Check each line for the word "просто" and report how many have it. Give nothing else.

--- start THE INPUT ---

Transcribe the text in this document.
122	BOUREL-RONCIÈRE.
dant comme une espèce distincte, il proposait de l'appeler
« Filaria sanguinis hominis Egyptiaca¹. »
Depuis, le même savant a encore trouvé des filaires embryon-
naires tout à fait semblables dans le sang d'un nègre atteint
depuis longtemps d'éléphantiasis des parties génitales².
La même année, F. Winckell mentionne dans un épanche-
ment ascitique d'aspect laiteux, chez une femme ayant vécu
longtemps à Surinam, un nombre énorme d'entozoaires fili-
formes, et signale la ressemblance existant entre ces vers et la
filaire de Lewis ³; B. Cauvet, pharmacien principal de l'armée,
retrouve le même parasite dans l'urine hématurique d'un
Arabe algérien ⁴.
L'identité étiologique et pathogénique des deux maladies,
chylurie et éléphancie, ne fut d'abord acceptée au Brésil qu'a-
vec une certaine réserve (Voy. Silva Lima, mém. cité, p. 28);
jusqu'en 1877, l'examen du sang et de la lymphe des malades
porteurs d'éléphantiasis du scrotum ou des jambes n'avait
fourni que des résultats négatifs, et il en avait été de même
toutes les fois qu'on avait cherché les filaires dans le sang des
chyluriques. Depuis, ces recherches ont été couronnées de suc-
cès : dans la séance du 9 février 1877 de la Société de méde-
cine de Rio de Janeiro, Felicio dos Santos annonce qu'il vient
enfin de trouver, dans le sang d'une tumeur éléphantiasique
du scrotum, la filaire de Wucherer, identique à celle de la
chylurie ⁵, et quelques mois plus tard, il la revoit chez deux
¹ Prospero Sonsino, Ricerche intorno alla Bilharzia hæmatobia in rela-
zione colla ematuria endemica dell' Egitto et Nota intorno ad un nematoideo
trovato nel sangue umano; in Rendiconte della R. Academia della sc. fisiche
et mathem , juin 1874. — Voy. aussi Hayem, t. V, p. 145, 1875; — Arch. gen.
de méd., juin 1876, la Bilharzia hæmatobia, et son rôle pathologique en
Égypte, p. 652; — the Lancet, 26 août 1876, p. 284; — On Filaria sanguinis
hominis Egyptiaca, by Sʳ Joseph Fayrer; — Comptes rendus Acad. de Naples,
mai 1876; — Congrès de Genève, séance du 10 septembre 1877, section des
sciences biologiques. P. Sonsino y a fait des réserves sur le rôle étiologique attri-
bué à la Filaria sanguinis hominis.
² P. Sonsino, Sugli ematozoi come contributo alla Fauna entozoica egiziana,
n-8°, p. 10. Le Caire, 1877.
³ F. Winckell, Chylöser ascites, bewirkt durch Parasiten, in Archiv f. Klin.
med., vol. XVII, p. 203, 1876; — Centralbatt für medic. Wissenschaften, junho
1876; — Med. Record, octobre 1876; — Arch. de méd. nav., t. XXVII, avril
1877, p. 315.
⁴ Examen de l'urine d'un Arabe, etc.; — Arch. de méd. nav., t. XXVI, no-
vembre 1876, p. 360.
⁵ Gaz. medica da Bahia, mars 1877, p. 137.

--- end THE INPUT ---
--- start THE INPUT ---

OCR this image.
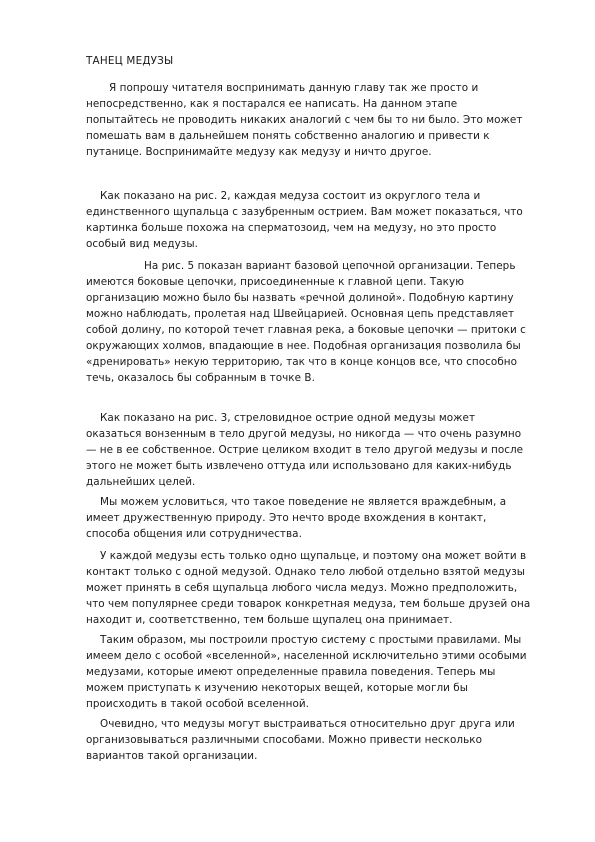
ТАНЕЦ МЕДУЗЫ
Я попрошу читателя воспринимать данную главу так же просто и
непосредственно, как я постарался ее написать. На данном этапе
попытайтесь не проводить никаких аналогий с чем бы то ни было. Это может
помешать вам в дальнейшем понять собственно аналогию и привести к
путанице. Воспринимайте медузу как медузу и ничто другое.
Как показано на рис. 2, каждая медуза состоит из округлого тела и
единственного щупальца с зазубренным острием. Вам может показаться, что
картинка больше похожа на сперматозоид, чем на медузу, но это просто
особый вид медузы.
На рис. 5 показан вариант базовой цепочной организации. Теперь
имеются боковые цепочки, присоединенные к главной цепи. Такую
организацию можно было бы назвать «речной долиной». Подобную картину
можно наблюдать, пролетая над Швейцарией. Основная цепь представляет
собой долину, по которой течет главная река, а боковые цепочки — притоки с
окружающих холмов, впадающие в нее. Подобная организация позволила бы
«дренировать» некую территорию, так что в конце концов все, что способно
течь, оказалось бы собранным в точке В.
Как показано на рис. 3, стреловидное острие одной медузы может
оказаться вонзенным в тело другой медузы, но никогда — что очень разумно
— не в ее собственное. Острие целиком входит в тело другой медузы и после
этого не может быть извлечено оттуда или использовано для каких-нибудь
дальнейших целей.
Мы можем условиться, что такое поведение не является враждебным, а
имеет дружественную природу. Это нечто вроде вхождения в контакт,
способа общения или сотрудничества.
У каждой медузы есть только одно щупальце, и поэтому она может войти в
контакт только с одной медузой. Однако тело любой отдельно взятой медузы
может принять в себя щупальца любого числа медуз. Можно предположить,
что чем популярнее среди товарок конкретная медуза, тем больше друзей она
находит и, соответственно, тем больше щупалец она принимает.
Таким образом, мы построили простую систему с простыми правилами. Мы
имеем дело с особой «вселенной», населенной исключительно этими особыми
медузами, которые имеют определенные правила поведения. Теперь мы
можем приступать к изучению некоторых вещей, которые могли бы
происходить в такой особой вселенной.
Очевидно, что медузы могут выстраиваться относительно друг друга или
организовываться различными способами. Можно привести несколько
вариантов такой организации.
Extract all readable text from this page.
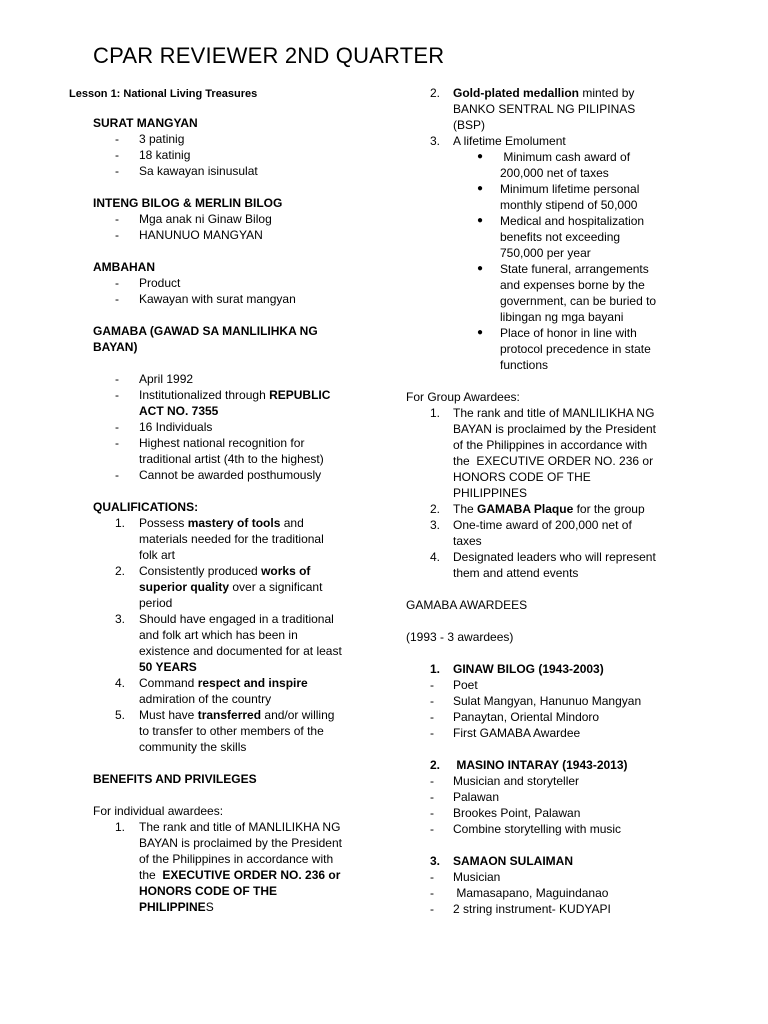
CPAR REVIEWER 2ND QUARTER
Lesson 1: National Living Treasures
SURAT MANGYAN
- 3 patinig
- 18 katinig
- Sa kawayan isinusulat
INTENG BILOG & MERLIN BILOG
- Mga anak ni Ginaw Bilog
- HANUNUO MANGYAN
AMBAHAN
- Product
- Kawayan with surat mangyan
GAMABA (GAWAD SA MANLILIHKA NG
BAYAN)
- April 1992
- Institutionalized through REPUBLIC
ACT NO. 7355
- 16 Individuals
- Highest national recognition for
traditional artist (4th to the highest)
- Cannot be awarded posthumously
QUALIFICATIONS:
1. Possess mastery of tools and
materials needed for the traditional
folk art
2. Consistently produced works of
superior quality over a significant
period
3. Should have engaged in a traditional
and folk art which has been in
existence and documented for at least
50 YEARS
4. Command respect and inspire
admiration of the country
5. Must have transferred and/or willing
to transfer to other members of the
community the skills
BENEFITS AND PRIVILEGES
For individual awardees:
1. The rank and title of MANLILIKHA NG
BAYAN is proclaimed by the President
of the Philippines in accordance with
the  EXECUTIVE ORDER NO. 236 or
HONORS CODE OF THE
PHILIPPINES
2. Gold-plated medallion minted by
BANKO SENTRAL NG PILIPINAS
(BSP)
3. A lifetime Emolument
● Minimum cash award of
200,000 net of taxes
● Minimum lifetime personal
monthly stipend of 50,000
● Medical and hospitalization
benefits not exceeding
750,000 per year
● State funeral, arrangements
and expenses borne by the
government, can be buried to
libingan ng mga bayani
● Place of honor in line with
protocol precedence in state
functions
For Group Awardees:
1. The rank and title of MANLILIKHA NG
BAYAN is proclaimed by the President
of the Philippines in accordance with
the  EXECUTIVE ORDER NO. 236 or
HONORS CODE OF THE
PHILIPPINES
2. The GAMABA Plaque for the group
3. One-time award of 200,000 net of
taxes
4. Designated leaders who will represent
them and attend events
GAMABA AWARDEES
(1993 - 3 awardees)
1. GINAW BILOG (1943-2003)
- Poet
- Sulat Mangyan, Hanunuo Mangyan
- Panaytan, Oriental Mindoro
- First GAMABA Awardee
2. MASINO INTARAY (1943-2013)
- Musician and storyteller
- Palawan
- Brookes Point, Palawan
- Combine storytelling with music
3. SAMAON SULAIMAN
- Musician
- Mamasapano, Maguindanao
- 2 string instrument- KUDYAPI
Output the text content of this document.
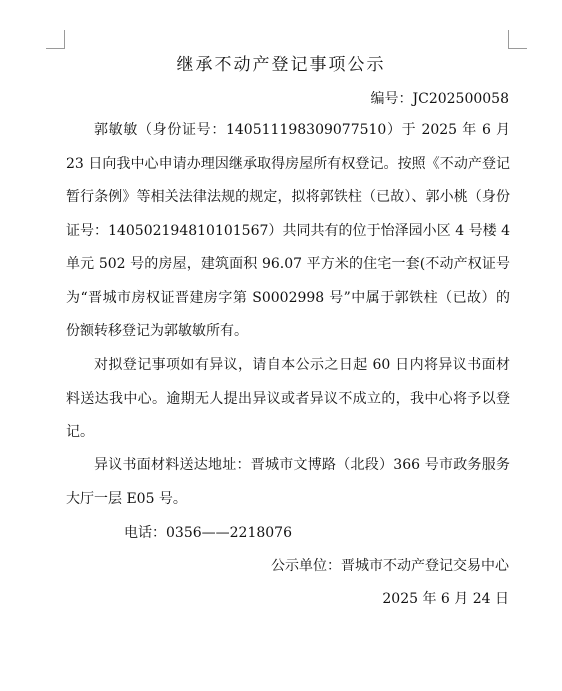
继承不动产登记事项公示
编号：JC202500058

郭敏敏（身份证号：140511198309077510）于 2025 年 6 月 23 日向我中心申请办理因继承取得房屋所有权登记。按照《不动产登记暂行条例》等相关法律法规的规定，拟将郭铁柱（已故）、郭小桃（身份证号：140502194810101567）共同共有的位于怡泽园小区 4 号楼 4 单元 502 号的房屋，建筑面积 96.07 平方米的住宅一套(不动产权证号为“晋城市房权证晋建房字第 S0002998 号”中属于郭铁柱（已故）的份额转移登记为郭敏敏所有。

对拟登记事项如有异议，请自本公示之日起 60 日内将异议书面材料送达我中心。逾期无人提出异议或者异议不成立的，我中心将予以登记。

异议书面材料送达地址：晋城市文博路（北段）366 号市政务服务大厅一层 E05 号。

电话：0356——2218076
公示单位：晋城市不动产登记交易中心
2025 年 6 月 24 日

--- end THE INPUT ---

- WRITTEN RESPONSE -
2